Exercise goal.
Only lines with the string "name" matter here; gather them from the material below.

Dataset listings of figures
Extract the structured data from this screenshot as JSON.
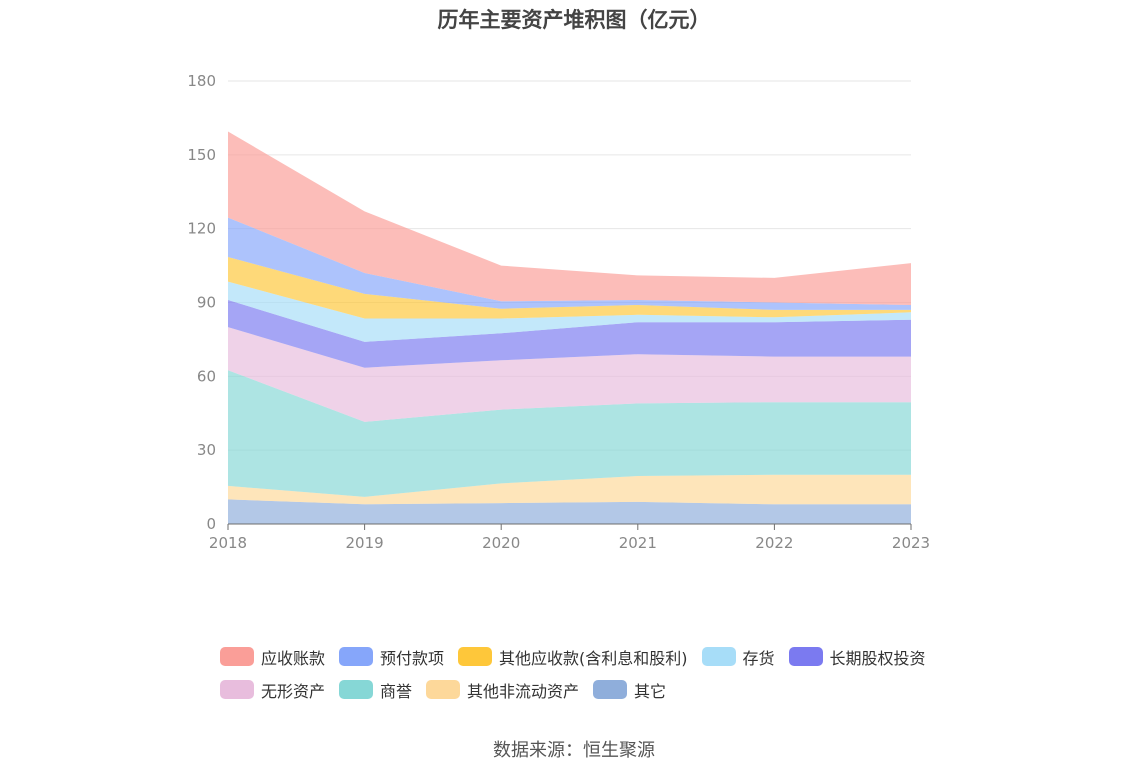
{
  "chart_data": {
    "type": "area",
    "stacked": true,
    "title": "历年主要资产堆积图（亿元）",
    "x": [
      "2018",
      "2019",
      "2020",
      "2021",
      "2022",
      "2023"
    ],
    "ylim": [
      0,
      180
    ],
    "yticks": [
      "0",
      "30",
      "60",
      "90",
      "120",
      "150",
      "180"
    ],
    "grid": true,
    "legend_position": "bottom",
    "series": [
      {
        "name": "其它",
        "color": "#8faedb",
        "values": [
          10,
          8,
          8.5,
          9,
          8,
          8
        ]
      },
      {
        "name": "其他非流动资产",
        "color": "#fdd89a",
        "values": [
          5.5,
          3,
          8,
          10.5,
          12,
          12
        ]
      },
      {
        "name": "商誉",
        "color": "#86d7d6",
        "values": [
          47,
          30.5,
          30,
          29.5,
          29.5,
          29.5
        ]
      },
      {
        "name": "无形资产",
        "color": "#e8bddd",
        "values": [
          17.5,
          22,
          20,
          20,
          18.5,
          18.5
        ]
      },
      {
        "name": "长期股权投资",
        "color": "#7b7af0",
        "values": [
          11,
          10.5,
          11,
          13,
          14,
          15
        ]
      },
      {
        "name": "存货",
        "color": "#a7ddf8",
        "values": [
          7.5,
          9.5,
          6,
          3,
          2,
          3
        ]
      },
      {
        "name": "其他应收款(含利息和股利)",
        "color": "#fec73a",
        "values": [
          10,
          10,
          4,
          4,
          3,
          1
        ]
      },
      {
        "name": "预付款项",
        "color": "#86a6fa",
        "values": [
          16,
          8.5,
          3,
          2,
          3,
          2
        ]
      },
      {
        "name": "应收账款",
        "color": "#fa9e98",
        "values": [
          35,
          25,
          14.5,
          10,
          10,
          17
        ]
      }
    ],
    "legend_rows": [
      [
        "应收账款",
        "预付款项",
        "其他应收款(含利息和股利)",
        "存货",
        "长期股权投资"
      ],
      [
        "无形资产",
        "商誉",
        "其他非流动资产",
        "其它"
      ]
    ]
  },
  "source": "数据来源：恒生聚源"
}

* * *

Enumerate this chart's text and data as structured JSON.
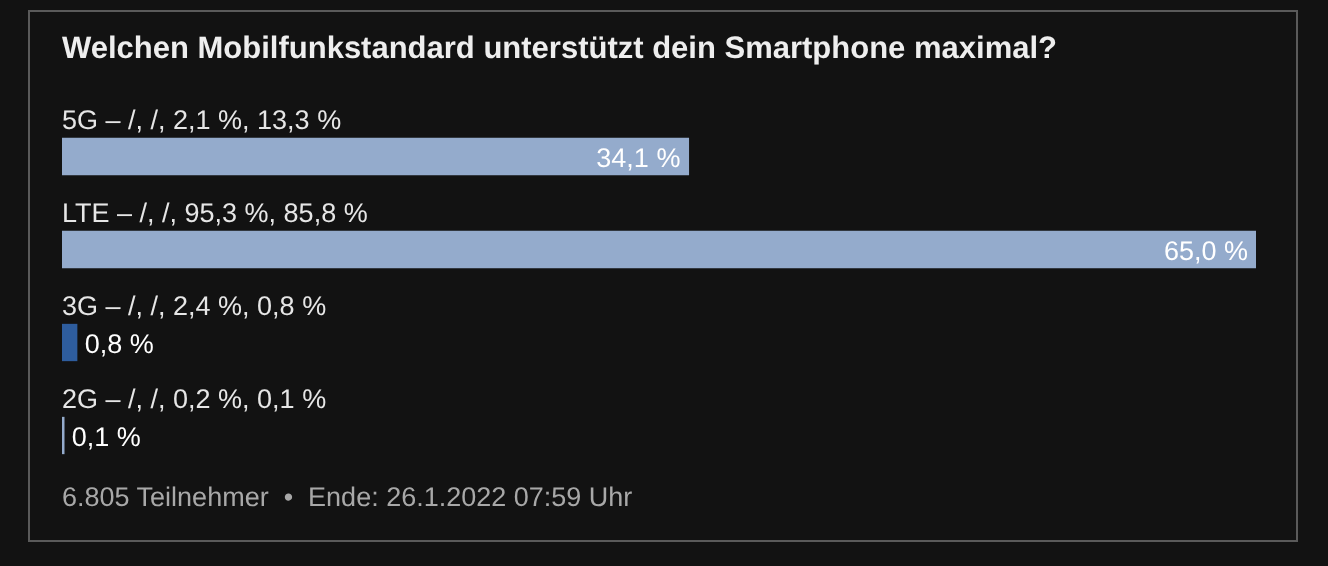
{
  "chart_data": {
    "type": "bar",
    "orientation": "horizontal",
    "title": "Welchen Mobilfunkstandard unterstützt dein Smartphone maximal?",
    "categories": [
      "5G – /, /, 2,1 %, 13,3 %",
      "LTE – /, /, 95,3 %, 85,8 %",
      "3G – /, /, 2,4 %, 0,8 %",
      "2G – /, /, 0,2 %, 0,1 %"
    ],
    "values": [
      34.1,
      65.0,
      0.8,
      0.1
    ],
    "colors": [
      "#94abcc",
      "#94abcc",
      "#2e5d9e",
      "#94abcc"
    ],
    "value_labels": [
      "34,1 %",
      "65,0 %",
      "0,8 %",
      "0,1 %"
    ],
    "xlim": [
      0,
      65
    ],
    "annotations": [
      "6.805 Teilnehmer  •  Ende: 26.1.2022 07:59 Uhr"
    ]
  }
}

Output of the exercise.
        "name": "其它",
        "name": "其他非流动资产",
        "name": "商誉",
        "name": "无形资产",
        "name": "长期股权投资",
        "name": "存货",
        "name": "其他应收款(含利息和股利)",
        "name": "预付款项",
        "name": "应收账款",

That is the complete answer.